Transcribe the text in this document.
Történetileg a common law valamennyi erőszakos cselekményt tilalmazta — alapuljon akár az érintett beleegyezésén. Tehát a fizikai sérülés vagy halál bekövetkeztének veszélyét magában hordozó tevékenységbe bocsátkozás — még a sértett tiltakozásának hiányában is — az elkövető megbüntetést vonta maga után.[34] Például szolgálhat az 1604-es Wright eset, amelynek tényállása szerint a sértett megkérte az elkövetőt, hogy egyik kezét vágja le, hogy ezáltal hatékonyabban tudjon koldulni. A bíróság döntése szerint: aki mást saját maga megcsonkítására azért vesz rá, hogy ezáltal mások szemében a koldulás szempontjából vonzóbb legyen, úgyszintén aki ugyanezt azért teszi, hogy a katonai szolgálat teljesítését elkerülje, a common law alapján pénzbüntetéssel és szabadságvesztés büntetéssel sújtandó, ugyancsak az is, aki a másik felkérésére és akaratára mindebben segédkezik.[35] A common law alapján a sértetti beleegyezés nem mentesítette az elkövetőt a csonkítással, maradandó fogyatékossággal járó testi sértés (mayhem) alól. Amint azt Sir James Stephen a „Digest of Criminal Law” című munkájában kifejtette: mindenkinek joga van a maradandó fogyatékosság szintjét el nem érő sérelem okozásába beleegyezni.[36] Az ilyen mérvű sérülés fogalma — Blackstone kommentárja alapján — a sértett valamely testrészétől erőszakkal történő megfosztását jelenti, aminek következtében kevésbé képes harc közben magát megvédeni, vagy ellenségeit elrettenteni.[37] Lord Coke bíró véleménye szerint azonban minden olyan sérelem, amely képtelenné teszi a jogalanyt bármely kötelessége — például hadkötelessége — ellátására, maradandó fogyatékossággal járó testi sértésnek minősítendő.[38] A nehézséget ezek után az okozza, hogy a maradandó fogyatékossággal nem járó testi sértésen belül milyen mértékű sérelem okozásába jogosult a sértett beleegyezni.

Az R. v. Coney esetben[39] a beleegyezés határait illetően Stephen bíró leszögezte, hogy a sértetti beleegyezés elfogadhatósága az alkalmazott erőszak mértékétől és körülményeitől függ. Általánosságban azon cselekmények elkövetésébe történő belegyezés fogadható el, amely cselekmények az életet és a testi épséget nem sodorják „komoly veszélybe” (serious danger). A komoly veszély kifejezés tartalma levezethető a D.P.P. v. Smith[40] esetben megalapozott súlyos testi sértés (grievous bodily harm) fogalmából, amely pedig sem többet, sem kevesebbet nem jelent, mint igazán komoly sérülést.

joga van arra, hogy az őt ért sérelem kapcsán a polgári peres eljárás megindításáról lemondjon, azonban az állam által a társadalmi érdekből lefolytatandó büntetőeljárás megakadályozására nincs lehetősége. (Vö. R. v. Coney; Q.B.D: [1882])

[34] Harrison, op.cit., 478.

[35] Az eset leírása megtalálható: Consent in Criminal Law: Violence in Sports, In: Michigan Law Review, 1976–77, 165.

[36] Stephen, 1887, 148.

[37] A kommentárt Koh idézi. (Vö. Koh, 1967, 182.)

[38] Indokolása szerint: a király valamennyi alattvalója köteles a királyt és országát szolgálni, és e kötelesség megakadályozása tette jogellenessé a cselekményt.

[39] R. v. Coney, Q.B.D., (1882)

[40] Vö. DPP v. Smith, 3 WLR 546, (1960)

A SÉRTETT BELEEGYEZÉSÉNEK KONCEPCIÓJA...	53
----------
= Goal =
Would you reproduce all the entries exactly?

= Output for this exercise =
Transcribe the text in this document.
Történetileg a common law valamennyi erőszakos cselekményt tilalmazta — alapuljon akár az érintett beleegyezésén. Tehát a fizikai sérülés vagy halál bekövetkeztének veszélyét magában hordozó tevékenységbe bocsátkozás — még a sértett tiltakozásának hiányában is — az elkövető megbüntetést vonta maga után.[34] Például szolgálhat az 1604-es Wright eset, amelynek tényállása szerint a sértett megkérte az elkövetőt, hogy egyik kezét vágja le, hogy ezáltal hatékonyabban tudjon koldulni. A bíróság döntése szerint: aki mást saját maga megcsonkítására azért vesz rá, hogy ezáltal mások szemében a koldulás szempontjából vonzóbb legyen, úgyszintén aki ugyanezt azért teszi, hogy a katonai szolgálat teljesítését elkerülje, a common law alapján pénzbüntetéssel és szabadságvesztés büntetéssel sújtandó, ugyancsak az is, aki a másik felkérésére és akaratára mindebben segédkezik.[35] A common law alapján a sértetti beleegyezés nem mentesítette az elkövetőt a csonkítással, maradandó fogyatékossággal járó testi sértés (mayhem) alól. Amint azt Sir James Stephen a „Digest of Criminal Law” című munkájában kifejtette: mindenkinek joga van a maradandó fogyatékosság szintjét el nem érő sérelem okozásába beleegyezni.[36] Az ilyen mérvű sérülés fogalma — Blackstone kommentárja alapján — a sértett valamely testrészétől erőszakkal történő megfosztását jelenti, aminek következtében kevésbé képes harc közben magát megvédeni, vagy ellenségeit elrettenteni.[37] Lord Coke bíró véleménye szerint azonban minden olyan sérelem, amely képtelenné teszi a jogalanyt bármely kötelessége — például hadkötelessége — ellátására, maradandó fogyatékossággal járó testi sértésnek minősítendő.[38] A nehézséget ezek után az okozza, hogy a maradandó fogyatékossággal nem járó testi sértésen belül milyen mértékű sérelem okozásába jogosult a sértett beleegyezni.

Az R. v. Coney esetben[39] a beleegyezés határait illetően Stephen bíró leszögezte, hogy a sértetti beleegyezés elfogadhatósága az alkalmazott erőszak mértékétől és körülményeitől függ. Általánosságban azon cselekmények elkövetésébe történő belegyezés fogadható el, amely cselekmények az életet és a testi épséget nem sodorják „komoly veszélybe” (serious danger). A komoly veszély kifejezés tartalma levezethető a D.P.P. v. Smith[40] esetben megalapozott súlyos testi sértés (grievous bodily harm) fogalmából, amely pedig sem többet, sem kevesebbet nem jelent, mint igazán komoly sérülést.

joga van arra, hogy az őt ért sérelem kapcsán a polgári peres eljárás megindításáról lemondjon, azonban az állam által a társadalmi érdekből lefolytatandó büntetőeljárás megakadályozására nincs lehetősége. (Vö. R. v. Coney; Q.B.D: [1882])

[34] Harrison, op.cit., 478.

[35] Az eset leírása megtalálható: Consent in Criminal Law: Violence in Sports, In: Michigan Law Review, 1976–77, 165.

[36] Stephen, 1887, 148.

[37] A kommentárt Koh idézi. (Vö. Koh, 1967, 182.)

[38] Indokolása szerint: a király valamennyi alattvalója köteles a királyt és országát szolgálni, és e kötelesség megakadályozása tette jogellenessé a cselekményt.

[39] R. v. Coney, Q.B.D., (1882)

[40] Vö. DPP v. Smith, 3 WLR 546, (1960)

A SÉRTETT BELEEGYEZÉSÉNEK KONCEPCIÓJA...	53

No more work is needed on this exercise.